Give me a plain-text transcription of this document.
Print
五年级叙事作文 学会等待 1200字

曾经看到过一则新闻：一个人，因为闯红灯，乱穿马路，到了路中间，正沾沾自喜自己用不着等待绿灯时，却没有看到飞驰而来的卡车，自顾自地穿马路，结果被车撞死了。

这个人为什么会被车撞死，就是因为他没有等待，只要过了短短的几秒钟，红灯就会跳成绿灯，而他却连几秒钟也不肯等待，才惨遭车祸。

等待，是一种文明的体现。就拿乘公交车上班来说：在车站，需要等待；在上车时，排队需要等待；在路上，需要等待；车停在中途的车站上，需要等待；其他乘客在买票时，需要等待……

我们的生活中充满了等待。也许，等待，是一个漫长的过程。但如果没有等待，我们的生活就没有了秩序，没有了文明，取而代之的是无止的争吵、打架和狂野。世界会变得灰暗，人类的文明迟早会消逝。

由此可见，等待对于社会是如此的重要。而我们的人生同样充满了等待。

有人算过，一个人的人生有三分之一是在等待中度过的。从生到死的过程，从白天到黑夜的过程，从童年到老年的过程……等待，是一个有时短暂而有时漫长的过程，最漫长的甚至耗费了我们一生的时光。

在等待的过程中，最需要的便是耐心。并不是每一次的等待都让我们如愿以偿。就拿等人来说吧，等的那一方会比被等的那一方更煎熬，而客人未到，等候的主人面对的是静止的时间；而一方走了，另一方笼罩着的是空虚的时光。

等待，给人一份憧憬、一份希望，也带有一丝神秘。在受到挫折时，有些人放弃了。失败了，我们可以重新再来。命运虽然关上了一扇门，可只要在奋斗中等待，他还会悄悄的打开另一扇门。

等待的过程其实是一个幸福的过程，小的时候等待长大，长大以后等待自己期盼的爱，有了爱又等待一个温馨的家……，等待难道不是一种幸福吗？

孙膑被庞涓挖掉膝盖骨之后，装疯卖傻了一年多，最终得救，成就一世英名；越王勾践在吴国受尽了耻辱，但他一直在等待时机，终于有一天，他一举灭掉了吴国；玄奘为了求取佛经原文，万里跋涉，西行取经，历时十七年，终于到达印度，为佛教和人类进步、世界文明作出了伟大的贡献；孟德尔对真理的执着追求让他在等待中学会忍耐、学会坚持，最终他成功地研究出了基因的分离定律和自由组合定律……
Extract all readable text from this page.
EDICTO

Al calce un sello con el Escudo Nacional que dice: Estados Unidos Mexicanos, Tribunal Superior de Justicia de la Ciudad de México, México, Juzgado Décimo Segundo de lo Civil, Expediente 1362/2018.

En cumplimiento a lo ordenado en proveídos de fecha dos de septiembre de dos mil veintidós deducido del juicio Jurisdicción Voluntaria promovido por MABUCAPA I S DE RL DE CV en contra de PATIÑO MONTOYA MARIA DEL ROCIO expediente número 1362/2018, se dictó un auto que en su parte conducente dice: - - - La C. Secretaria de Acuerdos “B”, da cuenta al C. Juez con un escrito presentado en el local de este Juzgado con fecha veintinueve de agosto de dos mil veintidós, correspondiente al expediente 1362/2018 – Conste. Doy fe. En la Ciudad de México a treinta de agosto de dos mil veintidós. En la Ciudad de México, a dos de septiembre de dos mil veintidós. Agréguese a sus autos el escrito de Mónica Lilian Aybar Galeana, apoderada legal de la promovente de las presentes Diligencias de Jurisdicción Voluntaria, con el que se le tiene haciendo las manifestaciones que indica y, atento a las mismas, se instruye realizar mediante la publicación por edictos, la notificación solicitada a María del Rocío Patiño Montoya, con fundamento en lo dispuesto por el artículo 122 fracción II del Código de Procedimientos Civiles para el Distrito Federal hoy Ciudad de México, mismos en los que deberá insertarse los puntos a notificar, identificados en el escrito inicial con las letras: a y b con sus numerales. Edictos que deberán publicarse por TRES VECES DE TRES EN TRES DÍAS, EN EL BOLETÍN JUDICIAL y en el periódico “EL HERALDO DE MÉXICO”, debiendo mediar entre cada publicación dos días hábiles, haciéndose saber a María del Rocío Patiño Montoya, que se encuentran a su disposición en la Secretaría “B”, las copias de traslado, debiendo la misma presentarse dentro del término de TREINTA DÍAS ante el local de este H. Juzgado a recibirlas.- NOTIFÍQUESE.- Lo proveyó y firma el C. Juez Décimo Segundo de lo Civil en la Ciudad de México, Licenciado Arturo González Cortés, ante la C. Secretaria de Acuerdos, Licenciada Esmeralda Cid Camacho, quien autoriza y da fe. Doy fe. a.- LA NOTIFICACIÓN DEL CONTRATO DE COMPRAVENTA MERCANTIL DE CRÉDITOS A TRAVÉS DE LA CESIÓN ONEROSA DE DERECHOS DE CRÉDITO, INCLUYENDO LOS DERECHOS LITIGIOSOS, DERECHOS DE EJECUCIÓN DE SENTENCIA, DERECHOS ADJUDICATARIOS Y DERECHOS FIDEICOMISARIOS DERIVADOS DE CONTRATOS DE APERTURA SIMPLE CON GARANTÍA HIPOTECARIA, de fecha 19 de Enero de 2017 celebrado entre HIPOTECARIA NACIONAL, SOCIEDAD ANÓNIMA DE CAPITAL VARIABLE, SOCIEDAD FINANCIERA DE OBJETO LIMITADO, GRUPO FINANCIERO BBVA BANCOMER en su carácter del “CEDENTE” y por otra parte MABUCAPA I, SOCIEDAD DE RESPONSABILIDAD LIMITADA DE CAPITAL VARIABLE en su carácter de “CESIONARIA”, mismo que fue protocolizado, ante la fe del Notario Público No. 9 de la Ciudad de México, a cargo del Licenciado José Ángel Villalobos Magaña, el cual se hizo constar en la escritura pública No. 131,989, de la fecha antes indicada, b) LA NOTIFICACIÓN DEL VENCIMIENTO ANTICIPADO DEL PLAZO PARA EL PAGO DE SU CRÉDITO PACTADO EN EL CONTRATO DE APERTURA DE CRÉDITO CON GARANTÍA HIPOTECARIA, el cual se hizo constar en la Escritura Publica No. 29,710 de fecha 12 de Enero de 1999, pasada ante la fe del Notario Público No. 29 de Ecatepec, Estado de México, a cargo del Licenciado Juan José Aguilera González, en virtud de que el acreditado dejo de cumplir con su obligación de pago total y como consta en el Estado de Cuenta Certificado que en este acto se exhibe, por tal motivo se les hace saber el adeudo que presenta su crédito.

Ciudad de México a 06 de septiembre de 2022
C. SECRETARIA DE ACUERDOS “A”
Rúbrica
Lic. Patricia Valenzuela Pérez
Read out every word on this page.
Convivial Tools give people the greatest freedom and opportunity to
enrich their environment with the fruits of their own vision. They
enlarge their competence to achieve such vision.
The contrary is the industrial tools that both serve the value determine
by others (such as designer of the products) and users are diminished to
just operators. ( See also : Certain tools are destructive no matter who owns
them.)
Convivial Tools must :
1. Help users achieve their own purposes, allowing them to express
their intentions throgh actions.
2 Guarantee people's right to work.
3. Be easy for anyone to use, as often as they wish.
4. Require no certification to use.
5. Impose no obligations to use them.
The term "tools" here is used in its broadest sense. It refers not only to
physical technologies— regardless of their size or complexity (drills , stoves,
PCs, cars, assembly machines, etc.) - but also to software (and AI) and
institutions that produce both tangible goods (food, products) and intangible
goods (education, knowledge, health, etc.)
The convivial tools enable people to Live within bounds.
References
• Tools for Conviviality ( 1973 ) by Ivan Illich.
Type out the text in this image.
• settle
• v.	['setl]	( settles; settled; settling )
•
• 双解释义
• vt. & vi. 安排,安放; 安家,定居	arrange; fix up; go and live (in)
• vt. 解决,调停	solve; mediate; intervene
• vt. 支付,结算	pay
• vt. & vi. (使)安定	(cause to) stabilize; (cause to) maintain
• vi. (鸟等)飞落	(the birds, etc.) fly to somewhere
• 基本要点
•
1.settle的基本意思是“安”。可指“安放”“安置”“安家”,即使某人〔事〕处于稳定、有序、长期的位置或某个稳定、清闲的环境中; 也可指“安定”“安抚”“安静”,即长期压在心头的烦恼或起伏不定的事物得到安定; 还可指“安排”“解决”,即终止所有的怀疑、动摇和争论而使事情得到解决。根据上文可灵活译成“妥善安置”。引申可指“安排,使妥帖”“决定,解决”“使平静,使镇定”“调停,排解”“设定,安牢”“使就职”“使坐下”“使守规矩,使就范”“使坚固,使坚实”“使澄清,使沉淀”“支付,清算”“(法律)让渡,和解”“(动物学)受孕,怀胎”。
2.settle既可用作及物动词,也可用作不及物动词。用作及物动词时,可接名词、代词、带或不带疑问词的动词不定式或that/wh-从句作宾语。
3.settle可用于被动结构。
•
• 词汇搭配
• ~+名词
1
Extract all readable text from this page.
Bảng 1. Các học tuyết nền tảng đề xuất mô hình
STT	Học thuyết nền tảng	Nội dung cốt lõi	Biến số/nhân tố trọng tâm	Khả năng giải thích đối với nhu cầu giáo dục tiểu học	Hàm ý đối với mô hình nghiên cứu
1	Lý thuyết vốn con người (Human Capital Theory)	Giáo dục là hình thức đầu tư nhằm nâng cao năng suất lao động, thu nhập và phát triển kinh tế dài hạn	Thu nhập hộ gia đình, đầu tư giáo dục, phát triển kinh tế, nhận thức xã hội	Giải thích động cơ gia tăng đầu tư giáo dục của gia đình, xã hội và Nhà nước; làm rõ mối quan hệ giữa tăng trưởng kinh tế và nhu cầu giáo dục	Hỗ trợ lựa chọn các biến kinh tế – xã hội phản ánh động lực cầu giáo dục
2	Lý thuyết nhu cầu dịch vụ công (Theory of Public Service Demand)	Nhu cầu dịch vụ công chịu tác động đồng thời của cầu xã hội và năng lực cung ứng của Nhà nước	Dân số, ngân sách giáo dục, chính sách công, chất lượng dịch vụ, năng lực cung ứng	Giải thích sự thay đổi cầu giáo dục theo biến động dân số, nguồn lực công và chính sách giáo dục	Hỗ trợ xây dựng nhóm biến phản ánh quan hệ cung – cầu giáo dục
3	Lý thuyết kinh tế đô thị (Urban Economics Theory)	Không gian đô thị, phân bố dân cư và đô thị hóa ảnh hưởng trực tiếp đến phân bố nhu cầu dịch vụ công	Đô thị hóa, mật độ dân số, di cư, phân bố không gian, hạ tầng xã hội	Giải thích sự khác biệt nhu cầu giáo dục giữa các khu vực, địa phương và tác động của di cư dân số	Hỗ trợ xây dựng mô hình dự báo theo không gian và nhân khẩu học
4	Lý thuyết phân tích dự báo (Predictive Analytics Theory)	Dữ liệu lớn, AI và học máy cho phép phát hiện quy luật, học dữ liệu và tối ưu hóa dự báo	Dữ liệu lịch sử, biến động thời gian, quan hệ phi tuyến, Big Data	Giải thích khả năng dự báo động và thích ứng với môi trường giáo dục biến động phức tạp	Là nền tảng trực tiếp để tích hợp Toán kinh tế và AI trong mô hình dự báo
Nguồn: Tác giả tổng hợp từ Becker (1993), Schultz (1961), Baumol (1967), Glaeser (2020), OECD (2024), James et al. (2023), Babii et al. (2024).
--
Job: In the records above, how many lines include the string "goods"? Answer with only the number.

Completed task: 2